Given problem:
Go through the listing and return every line with "JSON" in it.

Data:
● ● ●
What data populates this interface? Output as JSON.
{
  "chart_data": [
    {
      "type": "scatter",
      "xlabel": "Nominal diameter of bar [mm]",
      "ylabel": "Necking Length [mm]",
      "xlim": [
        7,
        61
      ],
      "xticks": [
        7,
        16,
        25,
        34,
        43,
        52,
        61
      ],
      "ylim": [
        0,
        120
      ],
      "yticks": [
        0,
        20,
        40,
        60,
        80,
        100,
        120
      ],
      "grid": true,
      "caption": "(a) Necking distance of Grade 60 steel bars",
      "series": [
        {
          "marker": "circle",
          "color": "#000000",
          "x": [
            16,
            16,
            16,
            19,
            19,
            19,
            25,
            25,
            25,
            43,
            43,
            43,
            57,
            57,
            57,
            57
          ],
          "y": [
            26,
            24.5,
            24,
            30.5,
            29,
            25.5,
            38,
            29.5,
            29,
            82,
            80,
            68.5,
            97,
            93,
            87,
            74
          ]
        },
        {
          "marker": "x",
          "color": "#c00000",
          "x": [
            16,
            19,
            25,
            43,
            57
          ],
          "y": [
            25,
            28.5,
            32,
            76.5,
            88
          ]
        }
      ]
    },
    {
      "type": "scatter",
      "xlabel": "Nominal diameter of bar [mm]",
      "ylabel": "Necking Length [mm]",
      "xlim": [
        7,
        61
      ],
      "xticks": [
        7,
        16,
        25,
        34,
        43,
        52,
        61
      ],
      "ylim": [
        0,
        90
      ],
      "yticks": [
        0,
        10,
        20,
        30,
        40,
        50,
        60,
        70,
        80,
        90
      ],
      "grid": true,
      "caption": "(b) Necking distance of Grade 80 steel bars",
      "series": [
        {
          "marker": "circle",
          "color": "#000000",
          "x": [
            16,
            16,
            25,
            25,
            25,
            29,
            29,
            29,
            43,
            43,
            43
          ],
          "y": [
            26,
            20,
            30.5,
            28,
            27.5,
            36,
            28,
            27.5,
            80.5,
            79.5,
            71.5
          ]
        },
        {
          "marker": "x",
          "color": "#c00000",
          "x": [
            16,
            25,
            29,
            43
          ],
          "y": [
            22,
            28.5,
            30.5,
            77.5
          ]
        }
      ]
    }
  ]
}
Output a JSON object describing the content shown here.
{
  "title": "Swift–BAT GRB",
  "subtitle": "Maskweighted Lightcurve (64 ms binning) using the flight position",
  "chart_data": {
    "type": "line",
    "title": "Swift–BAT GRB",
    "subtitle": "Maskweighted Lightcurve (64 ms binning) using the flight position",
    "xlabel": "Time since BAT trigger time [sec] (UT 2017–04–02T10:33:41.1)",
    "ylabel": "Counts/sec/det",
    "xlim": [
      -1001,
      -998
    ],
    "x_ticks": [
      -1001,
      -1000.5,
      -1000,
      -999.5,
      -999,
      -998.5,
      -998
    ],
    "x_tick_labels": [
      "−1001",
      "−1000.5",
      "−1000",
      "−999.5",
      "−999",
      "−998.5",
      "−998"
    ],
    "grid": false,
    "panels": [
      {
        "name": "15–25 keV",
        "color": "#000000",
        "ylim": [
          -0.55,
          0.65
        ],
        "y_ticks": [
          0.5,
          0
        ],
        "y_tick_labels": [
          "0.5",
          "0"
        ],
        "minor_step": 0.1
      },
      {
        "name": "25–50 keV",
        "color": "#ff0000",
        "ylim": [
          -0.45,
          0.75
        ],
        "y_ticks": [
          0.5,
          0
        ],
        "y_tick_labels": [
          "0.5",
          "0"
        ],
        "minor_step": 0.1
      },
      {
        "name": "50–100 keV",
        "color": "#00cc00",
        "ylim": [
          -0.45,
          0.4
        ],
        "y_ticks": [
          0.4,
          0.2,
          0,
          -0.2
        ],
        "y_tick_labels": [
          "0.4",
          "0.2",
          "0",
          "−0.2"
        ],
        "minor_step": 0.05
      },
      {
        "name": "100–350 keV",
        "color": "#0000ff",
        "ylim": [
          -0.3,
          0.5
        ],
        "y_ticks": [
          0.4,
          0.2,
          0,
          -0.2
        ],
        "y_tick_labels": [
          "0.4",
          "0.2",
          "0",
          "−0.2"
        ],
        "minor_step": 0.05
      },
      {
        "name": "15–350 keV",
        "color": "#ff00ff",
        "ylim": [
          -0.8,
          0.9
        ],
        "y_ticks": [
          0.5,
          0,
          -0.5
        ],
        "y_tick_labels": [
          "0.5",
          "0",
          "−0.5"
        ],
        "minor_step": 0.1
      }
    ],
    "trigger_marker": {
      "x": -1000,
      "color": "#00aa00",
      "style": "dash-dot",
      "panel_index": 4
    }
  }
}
● ● ●
Problem solution:
What data populates this interface? Output as JSON.
Output a JSON object describing the content shown here.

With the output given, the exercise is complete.